● SECCIÓN DEL TEXTO:

En la recámara

Silencio…

images_wonke_opinion_alberto-nunez_alberto-nunez-seoane-foto-portadaEl silencio, es la llave. La llave que puede abrir mil y una puertas, tan diversas como diferentes pueden ser ellos, los silencios. Lo que, de verdad, importa es querer sentirlos, luego… luego hay que aprender a habitarlos.

La montaña es tierra de silencios. El sotavento de sus laderas da cobijo a una, tan variada gama de ellos, que resulta difícil encontrar otro entorno natural capaz de igualarla. Sólo la mar y la selva ecuatorial pueden llegar a alcanzar, de muy distintos modos y sentires, la intensa multiplicidad que la montaña nos ofrece.

A uno de esos silencios, entre los muchos, sólo se puede llegar cuando cazas el monte. La diversidad de sensaciones, el resurgir de olvidados atavismos, la capacidad de percibir sentimientos, de acariciar deseos, de alcanzar metas… todo fluye, parejo, uniforme e intenso, cuando cazamos la montaña.

El prólogo es de ajetreo, posibilidades imaginadas, anhelos e ilusiones. Luego, envueltos en nosotros, apoyados en el rifle y sujetos por las botas, comienzan a desgranarse los versos de un poema que sólo se puede escribir peñas arriba, en la soledad de una montaña cualquiera.

Hay que estar en el esfuerzo para entrar en el silencio. A modo de meditación, previa e imprescindible, el empeño que hemos de poner para ir venciendo las debilidades que nos determinan, nos permite traspasar el umbral que separa el entorno exterior de los adentros que marcan nuestro carácter y determinan nuestra actitud en la vida. Esos rincones de nuestro ser, que todos guardamos y tan poco a menudo visitamos, nos van abriendo sus intimidades, tan nuestras, tan olvidadas a veces, tan esperadas… mientras luchamos por seguir subiendo.

[Una serie de datos]
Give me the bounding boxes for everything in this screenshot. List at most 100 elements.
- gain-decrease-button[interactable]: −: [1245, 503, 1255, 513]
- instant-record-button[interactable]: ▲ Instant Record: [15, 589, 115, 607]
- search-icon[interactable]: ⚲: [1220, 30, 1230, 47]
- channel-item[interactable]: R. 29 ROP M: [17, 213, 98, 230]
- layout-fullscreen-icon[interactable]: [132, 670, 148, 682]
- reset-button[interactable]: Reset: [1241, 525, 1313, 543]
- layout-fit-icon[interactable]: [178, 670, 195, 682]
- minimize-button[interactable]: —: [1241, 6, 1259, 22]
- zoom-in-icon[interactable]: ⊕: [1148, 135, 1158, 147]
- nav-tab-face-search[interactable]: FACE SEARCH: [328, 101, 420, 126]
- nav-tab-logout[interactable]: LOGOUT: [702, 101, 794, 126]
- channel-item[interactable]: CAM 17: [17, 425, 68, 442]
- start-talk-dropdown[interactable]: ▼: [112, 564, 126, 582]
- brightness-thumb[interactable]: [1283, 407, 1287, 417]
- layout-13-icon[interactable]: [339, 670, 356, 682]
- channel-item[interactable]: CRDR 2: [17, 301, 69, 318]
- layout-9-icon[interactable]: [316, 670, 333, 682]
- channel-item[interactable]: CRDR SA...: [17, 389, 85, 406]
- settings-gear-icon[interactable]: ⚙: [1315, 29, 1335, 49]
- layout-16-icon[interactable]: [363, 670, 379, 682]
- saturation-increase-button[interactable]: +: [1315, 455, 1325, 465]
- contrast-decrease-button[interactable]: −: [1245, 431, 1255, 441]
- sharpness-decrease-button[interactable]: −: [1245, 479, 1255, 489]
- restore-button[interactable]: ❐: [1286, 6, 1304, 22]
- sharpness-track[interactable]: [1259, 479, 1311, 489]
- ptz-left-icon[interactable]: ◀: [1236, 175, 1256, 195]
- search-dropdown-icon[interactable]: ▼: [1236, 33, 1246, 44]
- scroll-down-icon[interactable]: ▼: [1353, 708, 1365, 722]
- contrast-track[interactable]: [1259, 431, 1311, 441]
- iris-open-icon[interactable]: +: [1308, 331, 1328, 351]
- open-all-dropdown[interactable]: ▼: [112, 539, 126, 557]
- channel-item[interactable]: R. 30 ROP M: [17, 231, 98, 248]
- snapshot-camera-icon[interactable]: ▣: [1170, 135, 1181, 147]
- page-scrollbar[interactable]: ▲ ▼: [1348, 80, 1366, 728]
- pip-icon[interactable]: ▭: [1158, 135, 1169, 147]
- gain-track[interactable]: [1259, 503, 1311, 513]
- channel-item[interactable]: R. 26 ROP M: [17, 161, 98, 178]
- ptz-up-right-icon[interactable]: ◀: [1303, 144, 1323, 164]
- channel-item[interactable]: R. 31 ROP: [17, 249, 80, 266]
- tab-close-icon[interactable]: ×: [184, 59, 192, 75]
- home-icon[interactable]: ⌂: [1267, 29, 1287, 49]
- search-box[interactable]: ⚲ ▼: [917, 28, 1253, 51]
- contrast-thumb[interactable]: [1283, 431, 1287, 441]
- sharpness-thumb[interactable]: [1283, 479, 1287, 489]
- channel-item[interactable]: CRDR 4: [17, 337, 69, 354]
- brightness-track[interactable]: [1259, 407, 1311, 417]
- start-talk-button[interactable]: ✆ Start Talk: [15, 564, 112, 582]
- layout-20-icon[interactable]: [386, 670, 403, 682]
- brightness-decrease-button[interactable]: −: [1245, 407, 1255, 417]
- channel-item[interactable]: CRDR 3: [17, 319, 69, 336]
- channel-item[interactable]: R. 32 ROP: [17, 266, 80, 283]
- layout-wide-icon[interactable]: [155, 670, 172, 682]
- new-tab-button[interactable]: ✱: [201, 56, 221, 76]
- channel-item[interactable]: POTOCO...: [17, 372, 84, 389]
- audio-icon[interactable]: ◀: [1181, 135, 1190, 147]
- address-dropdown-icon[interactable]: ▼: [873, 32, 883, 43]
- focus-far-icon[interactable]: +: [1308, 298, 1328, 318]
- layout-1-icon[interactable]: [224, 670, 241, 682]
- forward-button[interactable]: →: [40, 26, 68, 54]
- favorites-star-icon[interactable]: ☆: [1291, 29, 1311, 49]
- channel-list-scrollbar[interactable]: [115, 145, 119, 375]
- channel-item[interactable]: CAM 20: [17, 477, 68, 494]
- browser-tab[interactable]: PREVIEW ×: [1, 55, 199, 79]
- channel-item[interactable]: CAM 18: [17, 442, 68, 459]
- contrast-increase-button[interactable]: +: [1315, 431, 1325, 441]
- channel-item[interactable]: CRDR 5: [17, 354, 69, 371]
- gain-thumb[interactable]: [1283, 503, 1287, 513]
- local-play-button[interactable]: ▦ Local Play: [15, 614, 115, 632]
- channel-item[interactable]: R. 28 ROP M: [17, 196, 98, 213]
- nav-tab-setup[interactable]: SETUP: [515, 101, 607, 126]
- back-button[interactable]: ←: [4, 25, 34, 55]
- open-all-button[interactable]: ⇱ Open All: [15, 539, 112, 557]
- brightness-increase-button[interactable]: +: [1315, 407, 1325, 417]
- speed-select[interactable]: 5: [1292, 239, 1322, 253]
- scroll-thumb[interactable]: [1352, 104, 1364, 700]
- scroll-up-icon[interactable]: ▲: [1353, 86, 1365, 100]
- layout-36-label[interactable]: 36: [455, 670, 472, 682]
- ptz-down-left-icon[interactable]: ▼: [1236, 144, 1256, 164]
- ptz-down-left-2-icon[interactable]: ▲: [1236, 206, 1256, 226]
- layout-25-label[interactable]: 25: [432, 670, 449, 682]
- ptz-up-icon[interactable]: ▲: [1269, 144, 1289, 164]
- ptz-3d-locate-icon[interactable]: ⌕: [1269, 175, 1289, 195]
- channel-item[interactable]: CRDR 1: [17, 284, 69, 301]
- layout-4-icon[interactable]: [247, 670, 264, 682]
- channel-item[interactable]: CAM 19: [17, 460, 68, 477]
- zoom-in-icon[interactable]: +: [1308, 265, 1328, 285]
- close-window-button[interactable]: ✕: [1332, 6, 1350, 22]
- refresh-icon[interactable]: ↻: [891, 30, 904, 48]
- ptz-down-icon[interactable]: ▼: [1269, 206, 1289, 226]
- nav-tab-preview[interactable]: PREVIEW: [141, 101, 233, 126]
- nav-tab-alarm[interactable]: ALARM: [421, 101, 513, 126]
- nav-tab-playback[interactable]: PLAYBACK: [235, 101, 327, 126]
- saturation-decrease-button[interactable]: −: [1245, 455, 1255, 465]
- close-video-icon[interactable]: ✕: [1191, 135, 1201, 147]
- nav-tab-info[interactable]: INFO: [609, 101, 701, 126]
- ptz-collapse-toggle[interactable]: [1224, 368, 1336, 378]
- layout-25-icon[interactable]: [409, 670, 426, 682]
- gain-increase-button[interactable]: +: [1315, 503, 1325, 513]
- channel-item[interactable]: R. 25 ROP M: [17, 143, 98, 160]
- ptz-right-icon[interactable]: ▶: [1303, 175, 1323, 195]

● ACCIONES REQUERIDAS:
- 1) Modifica el texto sobre el silencio en la montaña desde "La montaña es" hasta "una montaña cualquiera.", ambos incluidos, sustituyendo "montaña" por "sierra".
- 2) Según el texto sobre el silencio en la montaña, ¿qué entornos naturales pueden llegar a alcanzar la multiplicidad de silencios que ofrece la montaña?

● TAREAS RESUELTAS:
- 1)
La sierra es tierra de silencios. El sotavento de sus laderas da cobijo a una, tan variada gama de ellos, que resulta difícil encontrar otro entorno natural capaz de igualarla. Sólo la mar y la selva ecuatorial pueden llegar a alcanzar, de muy distintos modos y sentires, la intensa multiplicidad que la sierra nos ofrece.

A uno de esos silencios, entre los muchos, sólo se puede llegar cuando cazas el monte. La diversidad de sensaciones, el resurgir de olvidados atavismos, la capacidad de percibir sentimientos, de acariciar deseos, de alcanzar metas… todo fluye, parejo, uniforme e intenso, cuando cazamos la sierra.

El prólogo es de ajetreo, posibilidades imaginadas, anhelos e ilusiones. Luego, envueltos en nosotros, apoyados en el rifle y sujetos por las botas, comienzan a desgranarse los versos de un poema que sólo se puede escribir peñas arriba, en la soledad de una sierra cualquiera.

- 2) La mar y la selva ecuatorial.